### 提供された抜粋
アダプションの努力の方向、間違ってませんか?: チャーン防止が目的なら要注意

カスタマーサクセスの目的の本質を論じた先の記事「カスタマーサクセスの目的って何でしたっけ?: 日本に生まれている混乱と真の目的」は、お陰様で多くの方に関心を寄せもらいシェアして頂きました。有難うございます。

 

同記事でキアさんが主張する「カスタマーサクセス 2.0の目指すべき所」は、エクスパンションまで高いレベルで目指す究極の目標でした。今回はその手前のアダプションについても「正しい目的を見誤ってはいけない」という記事です。

 

ともに「チャーン防止が目的であっては片手落ち」がポイントです。

 

今回紹介するレイチェルさんの主張は、「アダプションは利用量・活動量の話ではない」がポイントです。プロダクトがふんだんに利用されて(さえ)いればアダプションOK、では全くなくて、最終的にブランドのファンになってもらうことが重要、それにはプロダクト「以外」の側面も重要、という内容です。

 

具体的にすべきことが紹介されているため本文は長めですが、お時間なければ是非「5.結論」から読んでみてください!

 

注:著者 Rachel Orston氏の許可を頂き原文の和訳を紹介します


 

先日私は、SaaStr Annual 2018に登壇し、アダプションについてスピーチしました。SaaStr Annual は、SaaS事業の創業者、経営者、VCらが年に1度、何万人も集まり、SaaS事業を飛躍的に成長させるのに必要なことを徹底的に議論するイベントです。

 

イベント期間中は、出来立てスタートアップのSaaS事業から、IBMのような数千億円規模を誇るSaaS事業ポートフォリオに至るまで、さまざまな成長ステージで活躍するカスタマーサクセス経験者の話を見聞きし、私自身も色々と学びました。

 

私が登壇したセッションでは、予測可能で意義あるアダプションを推進するためにカスタマーサクセスチームが習得すべき重要な基本事項について話しました。

 

本稿では、セッション内容も踏まえつつ、アダプションの基本事項と、組織が採用すべきアダプション戦術についてご紹介します。

 

ユーザーアダプションがあらゆるSaaS事業にとって死活問題な理由

 

もしあなたがアダプションを成功させることの戦略的価値に対しあまりピンときていないならぜひ思い出してください、アダプションを成功させることがより高いリテンション率へ近道だということを。

 

ベンチャーキャピタリストのトマシュ・トングス氏曰く:
”月次チャーンが ?5%の事業は、月次チャーンが 5%の事業に比べ、年間73%も多くの売上を獲得します。それはそれは巨大な違いです!”

 

SaaS事業にとりチャーンを防止することの重要性が浸透したことで、チャーンの抑制に効果的なカスタマーサクセスの役割は異論なく市民権を得ました。

 

カスタマーサクセスは本来、それを実行する部門にとり、またはその背景にある哲学として、事業の成長エンジンとして重視されるべきものです。しかし現実は、チャーンの恐怖への対策や守りの姿勢と位置づけている企業が未だに数多く存在します。

### 課題
1/ 抜粋から「先日私は、SaaStr Annual 2018に登壇し、アダプションについてスピーチしました。SaaStr」から「話を見聞きし、私自身も色々と学びました。」までを、両端も含めて一字一句そのまま書き出してください。
2/ 抜粋によると、カスタマーサクセスの役割が異論なく市民権を得たのはなぜですか。1〜3文で説明してください。
この後に続く行は、抜粋とは関係がありません。

### 提供資料
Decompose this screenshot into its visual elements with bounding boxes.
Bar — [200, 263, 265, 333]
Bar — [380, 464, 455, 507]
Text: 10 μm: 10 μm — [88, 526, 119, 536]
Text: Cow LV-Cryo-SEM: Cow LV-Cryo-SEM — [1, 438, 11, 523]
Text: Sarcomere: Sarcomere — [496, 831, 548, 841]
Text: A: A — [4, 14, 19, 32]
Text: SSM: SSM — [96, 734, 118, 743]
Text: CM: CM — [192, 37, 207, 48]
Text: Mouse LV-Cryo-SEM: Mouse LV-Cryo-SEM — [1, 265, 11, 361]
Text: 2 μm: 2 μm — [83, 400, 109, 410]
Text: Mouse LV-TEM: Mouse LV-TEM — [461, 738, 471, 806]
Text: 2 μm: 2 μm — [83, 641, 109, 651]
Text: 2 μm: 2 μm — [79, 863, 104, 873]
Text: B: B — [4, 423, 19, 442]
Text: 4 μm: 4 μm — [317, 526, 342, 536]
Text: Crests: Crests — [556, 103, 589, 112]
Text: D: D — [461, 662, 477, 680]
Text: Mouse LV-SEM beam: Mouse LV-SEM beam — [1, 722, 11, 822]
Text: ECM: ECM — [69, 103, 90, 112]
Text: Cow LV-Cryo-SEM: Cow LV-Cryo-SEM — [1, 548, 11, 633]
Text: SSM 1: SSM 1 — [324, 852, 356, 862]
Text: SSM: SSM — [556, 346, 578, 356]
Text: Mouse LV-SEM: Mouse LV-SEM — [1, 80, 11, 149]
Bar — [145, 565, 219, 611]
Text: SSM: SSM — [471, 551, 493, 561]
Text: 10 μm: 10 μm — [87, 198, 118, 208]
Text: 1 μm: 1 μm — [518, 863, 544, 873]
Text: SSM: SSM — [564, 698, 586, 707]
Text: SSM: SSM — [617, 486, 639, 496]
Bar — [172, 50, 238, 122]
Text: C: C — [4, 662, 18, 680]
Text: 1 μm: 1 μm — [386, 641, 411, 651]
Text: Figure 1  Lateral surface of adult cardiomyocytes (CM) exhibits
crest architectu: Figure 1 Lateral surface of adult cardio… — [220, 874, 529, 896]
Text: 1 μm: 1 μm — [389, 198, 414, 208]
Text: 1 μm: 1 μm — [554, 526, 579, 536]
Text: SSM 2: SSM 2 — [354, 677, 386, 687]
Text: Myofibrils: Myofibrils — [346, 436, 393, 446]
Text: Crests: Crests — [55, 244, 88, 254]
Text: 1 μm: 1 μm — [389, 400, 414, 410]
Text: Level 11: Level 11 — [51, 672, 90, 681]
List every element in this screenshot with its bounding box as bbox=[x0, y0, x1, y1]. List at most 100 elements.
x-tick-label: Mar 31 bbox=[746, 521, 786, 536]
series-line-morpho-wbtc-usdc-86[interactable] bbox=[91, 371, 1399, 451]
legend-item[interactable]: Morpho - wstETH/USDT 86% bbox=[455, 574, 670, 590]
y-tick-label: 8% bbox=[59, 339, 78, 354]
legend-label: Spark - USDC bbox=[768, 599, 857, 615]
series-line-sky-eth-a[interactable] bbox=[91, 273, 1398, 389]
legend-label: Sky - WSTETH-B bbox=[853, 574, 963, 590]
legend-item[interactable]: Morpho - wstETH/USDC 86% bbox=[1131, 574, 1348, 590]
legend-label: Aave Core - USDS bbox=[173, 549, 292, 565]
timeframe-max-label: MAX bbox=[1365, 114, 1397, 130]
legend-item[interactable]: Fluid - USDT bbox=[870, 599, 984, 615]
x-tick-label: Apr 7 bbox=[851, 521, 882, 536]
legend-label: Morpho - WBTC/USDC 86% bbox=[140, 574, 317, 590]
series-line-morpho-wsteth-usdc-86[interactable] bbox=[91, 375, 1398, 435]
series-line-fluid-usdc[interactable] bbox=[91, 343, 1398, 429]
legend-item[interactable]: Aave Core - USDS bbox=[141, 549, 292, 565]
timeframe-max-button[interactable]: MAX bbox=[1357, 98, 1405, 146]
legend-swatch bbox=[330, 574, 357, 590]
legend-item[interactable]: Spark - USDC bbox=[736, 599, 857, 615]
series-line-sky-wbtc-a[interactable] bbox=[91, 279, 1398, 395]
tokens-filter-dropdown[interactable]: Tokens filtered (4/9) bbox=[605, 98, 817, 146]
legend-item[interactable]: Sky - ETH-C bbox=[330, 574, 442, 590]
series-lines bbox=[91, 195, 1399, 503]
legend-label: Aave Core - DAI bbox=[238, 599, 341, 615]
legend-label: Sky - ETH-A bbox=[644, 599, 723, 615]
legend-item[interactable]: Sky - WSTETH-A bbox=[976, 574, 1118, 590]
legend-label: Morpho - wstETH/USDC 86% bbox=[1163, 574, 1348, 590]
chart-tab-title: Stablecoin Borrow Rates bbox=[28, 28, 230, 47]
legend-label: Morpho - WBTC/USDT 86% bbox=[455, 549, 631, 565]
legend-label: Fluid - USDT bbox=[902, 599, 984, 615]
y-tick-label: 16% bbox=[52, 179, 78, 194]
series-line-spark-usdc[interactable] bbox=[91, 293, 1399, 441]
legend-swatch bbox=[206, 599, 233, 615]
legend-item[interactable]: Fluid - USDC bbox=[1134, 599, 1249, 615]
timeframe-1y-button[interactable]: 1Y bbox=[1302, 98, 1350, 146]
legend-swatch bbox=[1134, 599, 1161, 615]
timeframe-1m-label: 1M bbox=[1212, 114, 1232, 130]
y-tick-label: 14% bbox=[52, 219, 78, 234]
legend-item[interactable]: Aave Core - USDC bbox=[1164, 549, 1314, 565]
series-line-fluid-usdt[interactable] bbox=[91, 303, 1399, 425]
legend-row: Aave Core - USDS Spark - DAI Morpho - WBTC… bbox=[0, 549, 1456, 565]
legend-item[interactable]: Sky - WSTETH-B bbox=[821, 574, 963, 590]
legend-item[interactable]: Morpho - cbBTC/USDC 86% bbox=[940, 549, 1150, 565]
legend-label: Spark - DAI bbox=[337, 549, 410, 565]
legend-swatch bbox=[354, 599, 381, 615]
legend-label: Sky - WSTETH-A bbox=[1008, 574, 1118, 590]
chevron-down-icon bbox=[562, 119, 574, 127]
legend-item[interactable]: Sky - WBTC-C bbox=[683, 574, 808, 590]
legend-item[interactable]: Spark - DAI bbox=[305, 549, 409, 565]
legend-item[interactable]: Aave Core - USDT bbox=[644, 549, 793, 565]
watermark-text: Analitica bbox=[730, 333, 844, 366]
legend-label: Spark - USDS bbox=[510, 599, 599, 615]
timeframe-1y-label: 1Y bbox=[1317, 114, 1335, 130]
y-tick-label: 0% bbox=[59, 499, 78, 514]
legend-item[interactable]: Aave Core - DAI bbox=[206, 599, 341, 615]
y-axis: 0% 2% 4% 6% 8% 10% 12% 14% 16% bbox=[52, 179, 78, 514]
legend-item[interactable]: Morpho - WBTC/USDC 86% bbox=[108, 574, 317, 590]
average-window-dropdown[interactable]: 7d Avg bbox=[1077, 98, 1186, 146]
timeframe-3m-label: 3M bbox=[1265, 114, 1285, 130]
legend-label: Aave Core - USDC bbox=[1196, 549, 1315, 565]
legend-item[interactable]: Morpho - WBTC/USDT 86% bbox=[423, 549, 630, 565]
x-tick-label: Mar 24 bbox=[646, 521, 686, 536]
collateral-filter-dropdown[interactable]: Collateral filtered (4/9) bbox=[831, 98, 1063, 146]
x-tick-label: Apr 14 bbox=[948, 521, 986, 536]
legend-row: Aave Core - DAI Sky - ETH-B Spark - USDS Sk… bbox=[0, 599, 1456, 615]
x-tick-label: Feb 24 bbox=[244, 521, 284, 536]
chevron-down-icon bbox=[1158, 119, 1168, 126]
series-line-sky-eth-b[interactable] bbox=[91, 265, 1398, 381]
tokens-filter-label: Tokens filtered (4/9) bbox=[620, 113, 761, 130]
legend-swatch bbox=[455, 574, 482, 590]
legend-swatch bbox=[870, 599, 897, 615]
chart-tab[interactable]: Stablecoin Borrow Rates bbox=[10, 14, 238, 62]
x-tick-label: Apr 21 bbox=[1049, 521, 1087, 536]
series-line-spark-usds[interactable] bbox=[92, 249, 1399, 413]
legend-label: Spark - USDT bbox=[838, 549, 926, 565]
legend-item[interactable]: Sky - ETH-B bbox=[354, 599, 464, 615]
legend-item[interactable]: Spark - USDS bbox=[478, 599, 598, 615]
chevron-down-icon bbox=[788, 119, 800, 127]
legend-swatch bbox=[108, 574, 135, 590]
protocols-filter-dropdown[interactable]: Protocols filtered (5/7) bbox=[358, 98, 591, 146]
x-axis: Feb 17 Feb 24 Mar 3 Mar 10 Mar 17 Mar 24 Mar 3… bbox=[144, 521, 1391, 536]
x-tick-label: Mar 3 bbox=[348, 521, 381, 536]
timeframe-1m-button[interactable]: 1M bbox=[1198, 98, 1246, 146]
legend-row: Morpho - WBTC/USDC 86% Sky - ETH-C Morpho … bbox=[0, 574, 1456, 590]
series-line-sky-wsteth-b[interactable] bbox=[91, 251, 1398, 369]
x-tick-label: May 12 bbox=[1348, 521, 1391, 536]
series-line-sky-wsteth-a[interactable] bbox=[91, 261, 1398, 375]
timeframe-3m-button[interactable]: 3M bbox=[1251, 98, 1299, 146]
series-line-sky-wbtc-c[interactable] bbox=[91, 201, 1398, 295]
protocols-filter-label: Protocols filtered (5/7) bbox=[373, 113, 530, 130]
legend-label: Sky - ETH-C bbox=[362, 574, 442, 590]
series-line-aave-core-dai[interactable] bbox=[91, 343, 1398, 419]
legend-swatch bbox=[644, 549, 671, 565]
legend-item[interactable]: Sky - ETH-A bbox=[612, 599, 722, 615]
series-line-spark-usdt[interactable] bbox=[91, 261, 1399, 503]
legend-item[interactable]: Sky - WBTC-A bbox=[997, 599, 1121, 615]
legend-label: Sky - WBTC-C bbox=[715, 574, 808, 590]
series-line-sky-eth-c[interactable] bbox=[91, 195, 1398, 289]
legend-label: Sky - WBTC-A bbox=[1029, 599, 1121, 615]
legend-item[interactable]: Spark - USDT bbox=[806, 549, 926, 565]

### 解答一覧
1/
先日私は、SaaStr Annual 2018に登壇し、アダプションについてスピーチしました。SaaStr Annual は、SaaS事業の創業者、経営者、VCらが年に1度、何万人も集まり、SaaS事業を飛躍的に成長させるのに必要なことを徹底的に議論するイベントです。

 

イベント期間中は、出来立てスタートアップのSaaS事業から、IBMのような数千億円規模を誇るSaaS事業ポートフォリオに至るまで、さまざまな成長ステージで活躍するカスタマーサクセス経験者の話を見聞きし、私自身も色々と学びました。

2/ SaaS事業にとってチャーンを防止することの重要性が浸透したからです。カスタマーサクセスは、チャーンの抑制に効果的な役割とされています。